BEGIN
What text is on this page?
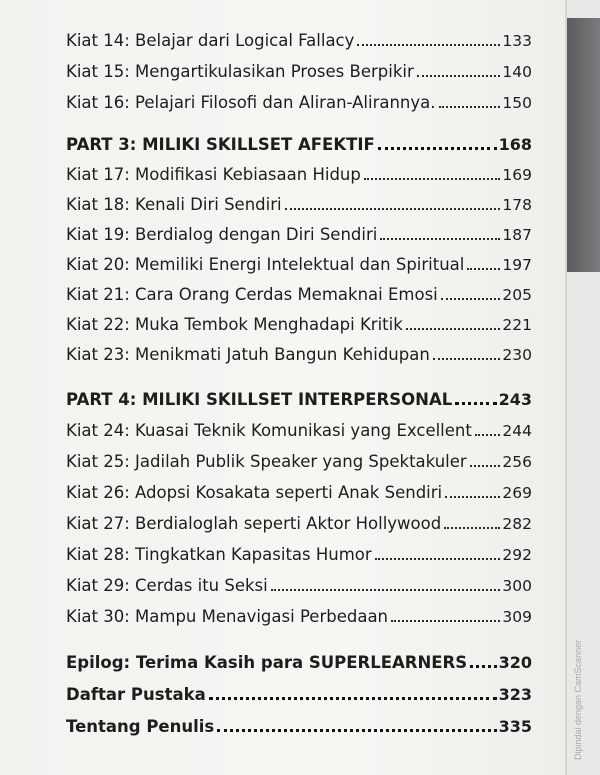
Kiat 14: Belajar dari Logical Fallacy	133
Kiat 15: Mengartikulasikan Proses Berpikir	140
Kiat 16: Pelajari Filosofi dan Aliran-Alirannya.	150
PART 3: MILIKI SKILLSET AFEKTIF	168
Kiat 17: Modifikasi Kebiasaan Hidup	169
Kiat 18: Kenali Diri Sendiri	178
Kiat 19: Berdialog dengan Diri Sendiri	187
Kiat 20: Memiliki Energi Intelektual dan Spiritual 197
Kiat 21: Cara Orang Cerdas Memaknai Emosi	205
Kiat 22: Muka Tembok Menghadapi Kritik	221
Kiat 23: Menikmati Jatuh Bangun Kehidupan	230
PART 4: MILIKI SKILLSET INTERPERSONAL	243
Kiat 24: Kuasai Teknik Komunikasi yang Excellent 244
Kiat 25: Jadilah Publik Speaker yang Spektakuler 256
Kiat 26: Adopsi Kosakata seperti Anak Sendiri	269
Kiat 27: Berdialoglah seperti Aktor Hollywood	282
Kiat 28: Tingkatkan Kapasitas Humor	292
Kiat 29: Cerdas itu Seksi	300
Kiat 30: Mampu Menavigasi Perbedaan	309
Epilog: Terima Kasih para SUPERLEARNERS 320
Daftar Pustaka	323
Tentang Penulis	335	Dipindai dengan CamScanner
END
**Exercise description**
Write out the entries again, exactly as given, skipping any images.

**Completed exercise**
What text is on this page?
Kiat 14: Belajar dari Logical Fallacy	133
Kiat 15: Mengartikulasikan Proses Berpikir	140
Kiat 16: Pelajari Filosofi dan Aliran-Alirannya.	150
PART 3: MILIKI SKILLSET AFEKTIF	168
Kiat 17: Modifikasi Kebiasaan Hidup	169
Kiat 18: Kenali Diri Sendiri	178
Kiat 19: Berdialog dengan Diri Sendiri	187
Kiat 20: Memiliki Energi Intelektual dan Spiritual 197
Kiat 21: Cara Orang Cerdas Memaknai Emosi	205
Kiat 22: Muka Tembok Menghadapi Kritik	221
Kiat 23: Menikmati Jatuh Bangun Kehidupan	230
PART 4: MILIKI SKILLSET INTERPERSONAL	243
Kiat 24: Kuasai Teknik Komunikasi yang Excellent 244
Kiat 25: Jadilah Publik Speaker yang Spektakuler 256
Kiat 26: Adopsi Kosakata seperti Anak Sendiri	269
Kiat 27: Berdialoglah seperti Aktor Hollywood	282
Kiat 28: Tingkatkan Kapasitas Humor	292
Kiat 29: Cerdas itu Seksi	300
Kiat 30: Mampu Menavigasi Perbedaan	309
Epilog: Terima Kasih para SUPERLEARNERS 320
Daftar Pustaka	323
Tentang Penulis	335	Dipindai dengan CamScanner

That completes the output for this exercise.